## START The data
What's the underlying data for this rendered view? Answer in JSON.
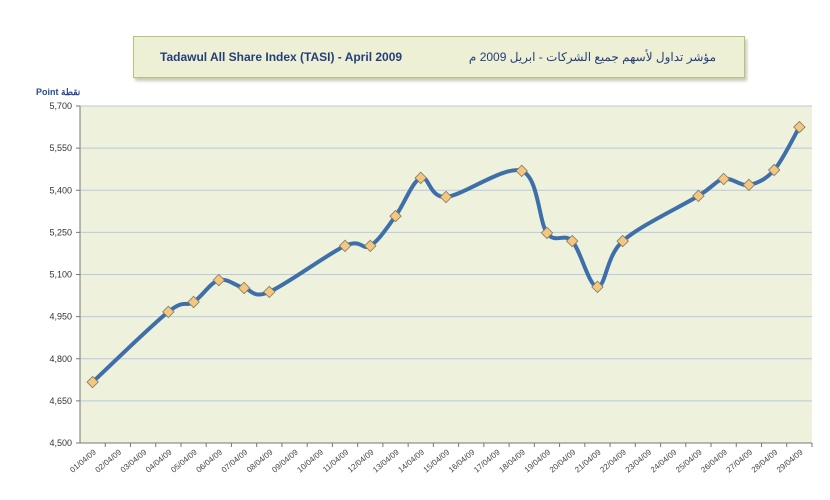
{
  "chart_data": {
    "type": "line",
    "title": "Tadawul All Share Index (TASI) - April 2009",
    "title_arabic": "مؤشر تداول لأسهم جميع الشركات - ابريل 2009 م",
    "ylabel": "Point نقطة",
    "xlabel": "",
    "ylim": [
      4500,
      5700
    ],
    "yticks": [
      "4,500",
      "4,650",
      "4,800",
      "4,950",
      "5,100",
      "5,250",
      "5,400",
      "5,550",
      "5,700"
    ],
    "ytick_values": [
      4500,
      4650,
      4800,
      4950,
      5100,
      5250,
      5400,
      5550,
      5700
    ],
    "categories": [
      "01/04/09",
      "02/04/09",
      "03/04/09",
      "04/04/09",
      "05/04/09",
      "06/04/09",
      "07/04/09",
      "08/04/09",
      "09/04/09",
      "10/04/09",
      "11/04/09",
      "12/04/09",
      "13/04/09",
      "14/04/09",
      "15/04/09",
      "16/04/09",
      "17/04/09",
      "18/04/09",
      "19/04/09",
      "20/04/09",
      "21/04/09",
      "22/04/09",
      "23/04/09",
      "24/04/09",
      "25/04/09",
      "26/04/09",
      "27/04/09",
      "28/04/09",
      "29/04/09"
    ],
    "values": [
      4717,
      null,
      null,
      4967,
      5002,
      5080,
      5052,
      5038,
      null,
      null,
      5202,
      5202,
      5308,
      5444,
      5376,
      null,
      null,
      5469,
      5248,
      5219,
      5056,
      5219,
      null,
      null,
      5380,
      5440,
      5419,
      5472,
      5625
    ],
    "grid": true,
    "legend": "none",
    "colors": {
      "line": "#3f6fa8",
      "marker": "#f5c77e",
      "plot_bg": "#eef1dc",
      "grid": "#b9c9e3"
    }
  }
}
## END The data
# Your task:
Every record above should be written out again exactly; the pictures stay out of the copy.

# The response:
What's the underlying data for this rendered view? Answer in JSON.
{
  "chart_data": {
    "type": "line",
    "title": "Tadawul All Share Index (TASI) - April 2009",
    "title_arabic": "مؤشر تداول لأسهم جميع الشركات - ابريل 2009 م",
    "ylabel": "Point نقطة",
    "xlabel": "",
    "ylim": [
      4500,
      5700
    ],
    "yticks": [
      "4,500",
      "4,650",
      "4,800",
      "4,950",
      "5,100",
      "5,250",
      "5,400",
      "5,550",
      "5,700"
    ],
    "ytick_values": [
      4500,
      4650,
      4800,
      4950,
      5100,
      5250,
      5400,
      5550,
      5700
    ],
    "categories": [
      "01/04/09",
      "02/04/09",
      "03/04/09",
      "04/04/09",
      "05/04/09",
      "06/04/09",
      "07/04/09",
      "08/04/09",
      "09/04/09",
      "10/04/09",
      "11/04/09",
      "12/04/09",
      "13/04/09",
      "14/04/09",
      "15/04/09",
      "16/04/09",
      "17/04/09",
      "18/04/09",
      "19/04/09",
      "20/04/09",
      "21/04/09",
      "22/04/09",
      "23/04/09",
      "24/04/09",
      "25/04/09",
      "26/04/09",
      "27/04/09",
      "28/04/09",
      "29/04/09"
    ],
    "values": [
      4717,
      null,
      null,
      4967,
      5002,
      5080,
      5052,
      5038,
      null,
      null,
      5202,
      5202,
      5308,
      5444,
      5376,
      null,
      null,
      5469,
      5248,
      5219,
      5056,
      5219,
      null,
      null,
      5380,
      5440,
      5419,
      5472,
      5625
    ],
    "grid": true,
    "legend": "none",
    "colors": {
      "line": "#3f6fa8",
      "marker": "#f5c77e",
      "plot_bg": "#eef1dc",
      "grid": "#b9c9e3"
    }
  }
}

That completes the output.